#### Problem details:
Print every entry, word for word, and skip the images.

<<<<

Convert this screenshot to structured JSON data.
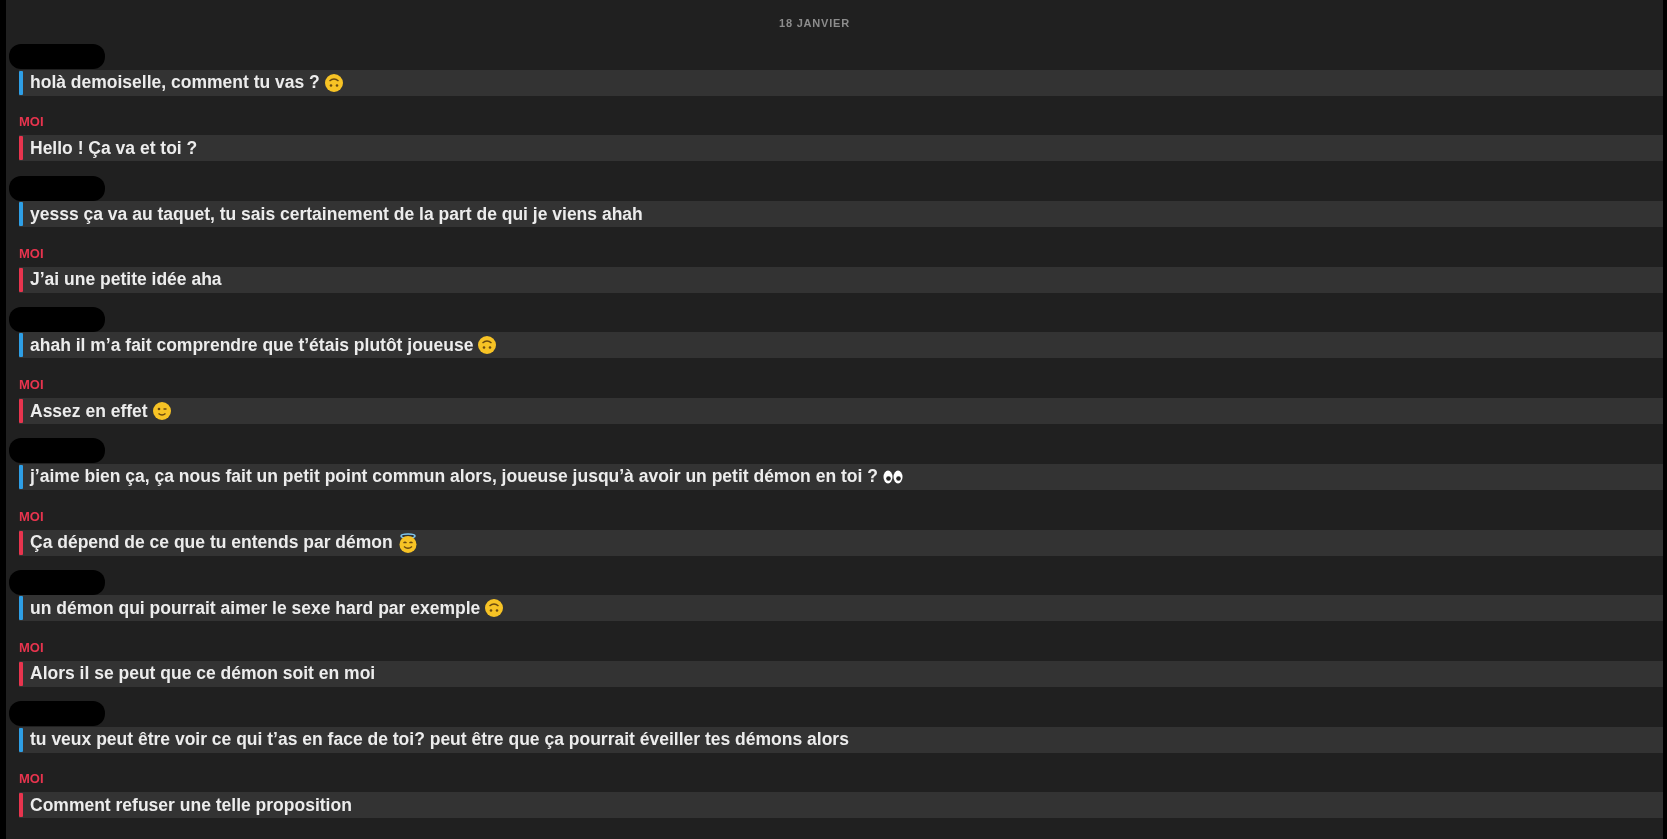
{
  "date_header": "18 JANVIER",
  "messages": [
    {
      "kind": "incoming",
      "sender_redacted": true,
      "text": "holà demoiselle, comment tu vas ?",
      "emoji": {
        "kind": "upside_down"
      }
    },
    {
      "kind": "outgoing",
      "sender": "MOI",
      "text": "Hello ! Ça va et toi ?"
    },
    {
      "kind": "incoming",
      "sender_redacted": true,
      "text": "yesss ça va au taquet, tu sais certainement de la part de qui je viens ahah"
    },
    {
      "kind": "outgoing",
      "sender": "MOI",
      "text": "J’ai une petite idée aha"
    },
    {
      "kind": "incoming",
      "sender_redacted": true,
      "text": "ahah il m’a fait comprendre que t’étais plutôt joueuse",
      "emoji": {
        "kind": "upside_down"
      }
    },
    {
      "kind": "outgoing",
      "sender": "MOI",
      "text": "Assez en effet",
      "emoji": {
        "kind": "wink"
      }
    },
    {
      "kind": "incoming",
      "sender_redacted": true,
      "text": "j’aime bien ça, ça nous fait un petit point commun alors, joueuse jusqu’à avoir un petit démon en toi ?",
      "emoji": {
        "kind": "eyes"
      }
    },
    {
      "kind": "outgoing",
      "sender": "MOI",
      "text": "Ça dépend de ce que tu entends par démon",
      "emoji": {
        "kind": "halo"
      }
    },
    {
      "kind": "incoming",
      "sender_redacted": true,
      "text": "un démon qui pourrait aimer le sexe hard par exemple",
      "emoji": {
        "kind": "upside_down"
      }
    },
    {
      "kind": "outgoing",
      "sender": "MOI",
      "text": "Alors il se peut que ce démon soit en moi"
    },
    {
      "kind": "incoming",
      "sender_redacted": true,
      "text": "tu veux peut être voir ce qui t’as en face de toi? peut être que ça pourrait éveiller tes démons alors"
    },
    {
      "kind": "outgoing",
      "sender": "MOI",
      "text": "Comment refuser une telle proposition"
    }
  ]
}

>>>>

#### The completed task:
Convert this screenshot to structured JSON data.
{
  "date_header": "18 JANVIER",
  "messages": [
    {
      "kind": "incoming",
      "sender_redacted": true,
      "text": "holà demoiselle, comment tu vas ?",
      "emoji": {
        "kind": "upside_down"
      }
    },
    {
      "kind": "outgoing",
      "sender": "MOI",
      "text": "Hello ! Ça va et toi ?"
    },
    {
      "kind": "incoming",
      "sender_redacted": true,
      "text": "yesss ça va au taquet, tu sais certainement de la part de qui je viens ahah"
    },
    {
      "kind": "outgoing",
      "sender": "MOI",
      "text": "J’ai une petite idée aha"
    },
    {
      "kind": "incoming",
      "sender_redacted": true,
      "text": "ahah il m’a fait comprendre que t’étais plutôt joueuse",
      "emoji": {
        "kind": "upside_down"
      }
    },
    {
      "kind": "outgoing",
      "sender": "MOI",
      "text": "Assez en effet",
      "emoji": {
        "kind": "wink"
      }
    },
    {
      "kind": "incoming",
      "sender_redacted": true,
      "text": "j’aime bien ça, ça nous fait un petit point commun alors, joueuse jusqu’à avoir un petit démon en toi ?",
      "emoji": {
        "kind": "eyes"
      }
    },
    {
      "kind": "outgoing",
      "sender": "MOI",
      "text": "Ça dépend de ce que tu entends par démon",
      "emoji": {
        "kind": "halo"
      }
    },
    {
      "kind": "incoming",
      "sender_redacted": true,
      "text": "un démon qui pourrait aimer le sexe hard par exemple",
      "emoji": {
        "kind": "upside_down"
      }
    },
    {
      "kind": "outgoing",
      "sender": "MOI",
      "text": "Alors il se peut que ce démon soit en moi"
    },
    {
      "kind": "incoming",
      "sender_redacted": true,
      "text": "tu veux peut être voir ce qui t’as en face de toi? peut être que ça pourrait éveiller tes démons alors"
    },
    {
      "kind": "outgoing",
      "sender": "MOI",
      "text": "Comment refuser une telle proposition"
    }
  ]
}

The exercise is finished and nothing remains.